Exercise brief
Extract all lines containing "pair".
++++
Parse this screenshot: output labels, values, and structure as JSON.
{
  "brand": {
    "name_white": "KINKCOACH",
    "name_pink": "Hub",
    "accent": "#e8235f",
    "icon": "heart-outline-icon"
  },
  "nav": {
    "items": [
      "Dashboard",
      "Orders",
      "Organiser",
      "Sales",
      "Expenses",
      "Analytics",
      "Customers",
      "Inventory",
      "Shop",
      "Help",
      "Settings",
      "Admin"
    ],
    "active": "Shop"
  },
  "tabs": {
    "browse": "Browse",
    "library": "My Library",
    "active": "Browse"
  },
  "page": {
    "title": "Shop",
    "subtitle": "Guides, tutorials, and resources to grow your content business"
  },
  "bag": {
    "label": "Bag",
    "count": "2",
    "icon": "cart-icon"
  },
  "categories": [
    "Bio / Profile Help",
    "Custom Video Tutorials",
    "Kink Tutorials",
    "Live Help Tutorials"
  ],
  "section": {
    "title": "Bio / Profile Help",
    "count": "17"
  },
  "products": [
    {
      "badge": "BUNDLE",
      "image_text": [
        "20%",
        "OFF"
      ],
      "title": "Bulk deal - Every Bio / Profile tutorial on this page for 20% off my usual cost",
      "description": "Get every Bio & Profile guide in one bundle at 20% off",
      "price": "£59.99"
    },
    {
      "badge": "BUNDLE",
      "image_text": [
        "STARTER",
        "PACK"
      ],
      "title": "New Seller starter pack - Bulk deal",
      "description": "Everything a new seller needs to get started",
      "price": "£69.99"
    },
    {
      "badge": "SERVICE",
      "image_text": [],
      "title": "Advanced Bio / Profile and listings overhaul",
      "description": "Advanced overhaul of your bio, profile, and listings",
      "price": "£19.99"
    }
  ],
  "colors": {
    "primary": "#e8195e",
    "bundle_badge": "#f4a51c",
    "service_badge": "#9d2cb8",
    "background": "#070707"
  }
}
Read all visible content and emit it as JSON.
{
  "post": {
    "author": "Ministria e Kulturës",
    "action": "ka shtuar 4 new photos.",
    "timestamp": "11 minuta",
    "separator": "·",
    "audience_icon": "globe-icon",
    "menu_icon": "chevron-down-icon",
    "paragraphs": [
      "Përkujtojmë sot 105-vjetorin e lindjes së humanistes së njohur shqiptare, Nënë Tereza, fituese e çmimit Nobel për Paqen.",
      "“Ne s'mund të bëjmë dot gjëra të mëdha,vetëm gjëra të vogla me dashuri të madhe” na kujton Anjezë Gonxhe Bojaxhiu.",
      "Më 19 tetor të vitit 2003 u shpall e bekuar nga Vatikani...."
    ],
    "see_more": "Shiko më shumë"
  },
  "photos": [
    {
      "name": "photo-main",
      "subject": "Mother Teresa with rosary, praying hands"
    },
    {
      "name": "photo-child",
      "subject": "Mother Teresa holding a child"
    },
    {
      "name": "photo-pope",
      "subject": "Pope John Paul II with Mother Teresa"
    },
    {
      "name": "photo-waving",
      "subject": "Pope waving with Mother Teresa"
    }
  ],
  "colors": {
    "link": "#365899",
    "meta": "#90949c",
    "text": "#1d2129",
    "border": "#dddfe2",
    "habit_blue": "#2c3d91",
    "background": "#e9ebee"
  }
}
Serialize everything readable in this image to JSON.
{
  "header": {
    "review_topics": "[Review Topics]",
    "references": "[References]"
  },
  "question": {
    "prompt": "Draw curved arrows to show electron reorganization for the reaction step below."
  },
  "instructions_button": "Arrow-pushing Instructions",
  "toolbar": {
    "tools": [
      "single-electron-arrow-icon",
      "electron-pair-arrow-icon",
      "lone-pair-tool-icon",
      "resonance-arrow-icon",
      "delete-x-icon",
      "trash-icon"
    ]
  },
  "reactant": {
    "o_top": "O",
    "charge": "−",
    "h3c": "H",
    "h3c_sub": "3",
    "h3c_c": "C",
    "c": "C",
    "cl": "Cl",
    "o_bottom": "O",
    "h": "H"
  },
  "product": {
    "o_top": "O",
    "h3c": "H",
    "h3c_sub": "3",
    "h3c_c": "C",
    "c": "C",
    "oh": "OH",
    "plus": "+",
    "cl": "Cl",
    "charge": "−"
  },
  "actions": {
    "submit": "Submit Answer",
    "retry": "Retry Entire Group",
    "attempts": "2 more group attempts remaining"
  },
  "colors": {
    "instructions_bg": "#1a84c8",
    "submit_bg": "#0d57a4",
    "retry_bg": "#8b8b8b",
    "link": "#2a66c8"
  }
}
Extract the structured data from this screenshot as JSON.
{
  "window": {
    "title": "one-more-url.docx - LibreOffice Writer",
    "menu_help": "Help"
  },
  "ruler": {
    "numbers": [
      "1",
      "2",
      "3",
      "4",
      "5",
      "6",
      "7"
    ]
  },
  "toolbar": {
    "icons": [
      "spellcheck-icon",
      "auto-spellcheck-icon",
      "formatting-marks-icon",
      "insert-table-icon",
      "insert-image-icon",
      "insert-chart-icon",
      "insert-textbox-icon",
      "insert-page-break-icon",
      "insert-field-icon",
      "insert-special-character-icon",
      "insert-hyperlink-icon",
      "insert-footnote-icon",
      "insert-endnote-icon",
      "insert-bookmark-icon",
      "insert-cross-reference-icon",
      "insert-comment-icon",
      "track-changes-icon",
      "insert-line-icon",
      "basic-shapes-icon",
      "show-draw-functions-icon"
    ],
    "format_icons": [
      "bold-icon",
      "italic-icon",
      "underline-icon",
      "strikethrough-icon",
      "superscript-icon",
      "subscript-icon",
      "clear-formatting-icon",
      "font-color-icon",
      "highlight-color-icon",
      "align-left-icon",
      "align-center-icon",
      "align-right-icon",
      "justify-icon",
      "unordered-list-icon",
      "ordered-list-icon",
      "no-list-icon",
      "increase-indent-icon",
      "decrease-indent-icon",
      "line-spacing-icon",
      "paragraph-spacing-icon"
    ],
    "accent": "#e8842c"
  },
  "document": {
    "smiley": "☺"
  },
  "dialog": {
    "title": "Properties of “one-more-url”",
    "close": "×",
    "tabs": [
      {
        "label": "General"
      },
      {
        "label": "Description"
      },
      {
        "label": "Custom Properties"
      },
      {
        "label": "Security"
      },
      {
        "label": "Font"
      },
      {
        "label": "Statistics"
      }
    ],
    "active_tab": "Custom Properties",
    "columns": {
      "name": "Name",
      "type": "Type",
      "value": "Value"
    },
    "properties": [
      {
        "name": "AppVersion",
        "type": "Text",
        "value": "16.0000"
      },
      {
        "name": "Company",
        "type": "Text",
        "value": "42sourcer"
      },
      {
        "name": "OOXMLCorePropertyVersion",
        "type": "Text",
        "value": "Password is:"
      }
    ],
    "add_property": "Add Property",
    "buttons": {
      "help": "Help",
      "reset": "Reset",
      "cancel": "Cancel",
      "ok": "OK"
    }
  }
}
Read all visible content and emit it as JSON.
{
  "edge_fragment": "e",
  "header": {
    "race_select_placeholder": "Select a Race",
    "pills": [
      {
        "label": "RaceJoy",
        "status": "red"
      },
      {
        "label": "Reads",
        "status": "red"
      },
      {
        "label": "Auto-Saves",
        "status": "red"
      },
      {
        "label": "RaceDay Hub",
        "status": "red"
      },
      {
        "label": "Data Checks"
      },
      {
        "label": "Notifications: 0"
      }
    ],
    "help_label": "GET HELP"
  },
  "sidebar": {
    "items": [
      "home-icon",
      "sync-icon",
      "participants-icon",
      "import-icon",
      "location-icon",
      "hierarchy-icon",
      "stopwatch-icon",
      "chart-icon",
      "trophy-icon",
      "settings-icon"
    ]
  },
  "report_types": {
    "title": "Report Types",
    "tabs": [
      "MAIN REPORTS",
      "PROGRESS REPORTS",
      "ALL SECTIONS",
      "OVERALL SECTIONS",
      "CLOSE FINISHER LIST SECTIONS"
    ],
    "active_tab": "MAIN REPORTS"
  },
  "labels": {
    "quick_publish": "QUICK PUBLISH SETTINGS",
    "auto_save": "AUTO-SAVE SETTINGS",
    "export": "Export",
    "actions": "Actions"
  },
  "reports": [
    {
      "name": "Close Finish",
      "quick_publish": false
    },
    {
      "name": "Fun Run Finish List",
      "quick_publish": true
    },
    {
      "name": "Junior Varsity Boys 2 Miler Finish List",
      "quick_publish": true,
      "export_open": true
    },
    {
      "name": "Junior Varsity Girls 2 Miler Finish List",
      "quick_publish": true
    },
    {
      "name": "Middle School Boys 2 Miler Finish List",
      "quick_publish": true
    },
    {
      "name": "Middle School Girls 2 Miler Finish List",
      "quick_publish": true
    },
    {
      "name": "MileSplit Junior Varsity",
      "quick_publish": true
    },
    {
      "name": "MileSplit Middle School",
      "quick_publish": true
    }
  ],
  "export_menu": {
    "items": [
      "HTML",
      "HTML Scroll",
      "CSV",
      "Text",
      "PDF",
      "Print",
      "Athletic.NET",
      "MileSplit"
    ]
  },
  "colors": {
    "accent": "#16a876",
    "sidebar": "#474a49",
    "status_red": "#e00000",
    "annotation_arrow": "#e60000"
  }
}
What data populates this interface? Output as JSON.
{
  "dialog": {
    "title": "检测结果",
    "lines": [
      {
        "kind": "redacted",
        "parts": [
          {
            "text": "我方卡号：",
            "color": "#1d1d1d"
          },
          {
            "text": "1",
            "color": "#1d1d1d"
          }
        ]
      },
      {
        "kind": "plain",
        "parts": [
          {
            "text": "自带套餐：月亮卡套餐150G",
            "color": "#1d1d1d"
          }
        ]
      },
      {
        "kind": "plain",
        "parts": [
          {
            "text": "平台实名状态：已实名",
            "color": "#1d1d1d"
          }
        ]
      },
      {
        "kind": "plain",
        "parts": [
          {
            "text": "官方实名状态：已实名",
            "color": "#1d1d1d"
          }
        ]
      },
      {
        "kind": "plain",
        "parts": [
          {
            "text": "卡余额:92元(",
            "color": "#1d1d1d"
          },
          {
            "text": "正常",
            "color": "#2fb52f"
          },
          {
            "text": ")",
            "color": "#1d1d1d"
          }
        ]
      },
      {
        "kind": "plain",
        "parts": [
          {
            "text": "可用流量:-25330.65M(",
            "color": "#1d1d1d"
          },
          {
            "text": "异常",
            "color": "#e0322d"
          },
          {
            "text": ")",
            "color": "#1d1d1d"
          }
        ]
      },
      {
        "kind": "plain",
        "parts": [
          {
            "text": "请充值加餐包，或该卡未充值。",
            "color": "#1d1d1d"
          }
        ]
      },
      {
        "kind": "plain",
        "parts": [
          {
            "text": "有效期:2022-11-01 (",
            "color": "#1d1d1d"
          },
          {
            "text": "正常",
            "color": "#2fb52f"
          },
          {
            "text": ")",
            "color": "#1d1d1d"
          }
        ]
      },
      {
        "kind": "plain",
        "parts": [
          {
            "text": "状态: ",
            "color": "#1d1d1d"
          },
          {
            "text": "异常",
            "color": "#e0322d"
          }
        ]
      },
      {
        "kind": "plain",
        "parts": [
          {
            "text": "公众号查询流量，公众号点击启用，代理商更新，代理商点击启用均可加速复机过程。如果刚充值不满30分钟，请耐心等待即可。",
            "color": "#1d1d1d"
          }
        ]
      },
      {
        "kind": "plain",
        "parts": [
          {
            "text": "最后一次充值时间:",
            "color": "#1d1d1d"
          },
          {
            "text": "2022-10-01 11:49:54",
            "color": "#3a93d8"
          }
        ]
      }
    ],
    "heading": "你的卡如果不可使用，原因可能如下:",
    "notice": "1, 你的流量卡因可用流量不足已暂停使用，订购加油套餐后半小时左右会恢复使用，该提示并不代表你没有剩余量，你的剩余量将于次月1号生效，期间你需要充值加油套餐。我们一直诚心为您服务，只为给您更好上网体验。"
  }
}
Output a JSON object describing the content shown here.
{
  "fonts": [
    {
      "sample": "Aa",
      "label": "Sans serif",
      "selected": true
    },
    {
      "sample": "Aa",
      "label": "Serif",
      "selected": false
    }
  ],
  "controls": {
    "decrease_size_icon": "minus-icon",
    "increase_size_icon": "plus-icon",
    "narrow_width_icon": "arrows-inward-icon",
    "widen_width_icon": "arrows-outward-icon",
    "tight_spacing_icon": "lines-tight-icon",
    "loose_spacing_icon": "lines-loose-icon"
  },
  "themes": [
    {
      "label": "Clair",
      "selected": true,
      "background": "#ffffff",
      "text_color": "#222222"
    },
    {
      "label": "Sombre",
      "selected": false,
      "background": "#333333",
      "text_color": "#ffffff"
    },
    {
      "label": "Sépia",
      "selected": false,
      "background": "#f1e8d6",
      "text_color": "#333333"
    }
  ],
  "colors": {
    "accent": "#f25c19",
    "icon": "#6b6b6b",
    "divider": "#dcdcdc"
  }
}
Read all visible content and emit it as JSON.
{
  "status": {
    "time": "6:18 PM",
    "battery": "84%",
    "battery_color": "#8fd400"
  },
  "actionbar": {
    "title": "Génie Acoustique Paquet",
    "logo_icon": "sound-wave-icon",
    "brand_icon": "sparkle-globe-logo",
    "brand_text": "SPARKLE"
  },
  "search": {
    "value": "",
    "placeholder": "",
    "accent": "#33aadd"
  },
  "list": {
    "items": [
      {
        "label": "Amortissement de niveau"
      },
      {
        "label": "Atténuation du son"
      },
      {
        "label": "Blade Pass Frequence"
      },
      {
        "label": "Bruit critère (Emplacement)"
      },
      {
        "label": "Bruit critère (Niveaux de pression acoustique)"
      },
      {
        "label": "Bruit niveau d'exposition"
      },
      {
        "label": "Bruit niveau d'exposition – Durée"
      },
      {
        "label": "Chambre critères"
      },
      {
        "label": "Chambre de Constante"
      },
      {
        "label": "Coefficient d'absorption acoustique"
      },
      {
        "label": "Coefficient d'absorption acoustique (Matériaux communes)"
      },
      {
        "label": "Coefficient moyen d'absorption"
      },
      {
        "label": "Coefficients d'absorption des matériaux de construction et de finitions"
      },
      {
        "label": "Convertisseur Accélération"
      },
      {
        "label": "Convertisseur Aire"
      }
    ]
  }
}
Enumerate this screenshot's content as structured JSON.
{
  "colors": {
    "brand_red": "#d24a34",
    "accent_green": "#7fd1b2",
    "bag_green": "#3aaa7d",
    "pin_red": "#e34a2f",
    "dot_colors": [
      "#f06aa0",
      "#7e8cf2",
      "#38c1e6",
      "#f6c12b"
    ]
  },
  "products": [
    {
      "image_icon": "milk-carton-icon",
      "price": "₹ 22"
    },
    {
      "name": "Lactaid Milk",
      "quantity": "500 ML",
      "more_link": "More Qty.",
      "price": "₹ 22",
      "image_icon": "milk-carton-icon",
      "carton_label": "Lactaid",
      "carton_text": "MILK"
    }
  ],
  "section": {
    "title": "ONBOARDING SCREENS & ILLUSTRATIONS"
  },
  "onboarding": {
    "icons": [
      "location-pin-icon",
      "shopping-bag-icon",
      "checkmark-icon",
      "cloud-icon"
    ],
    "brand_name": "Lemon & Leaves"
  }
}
++++
Solution for this problem
      "electron-pair-arrow-icon",
      "lone-pair-tool-icon",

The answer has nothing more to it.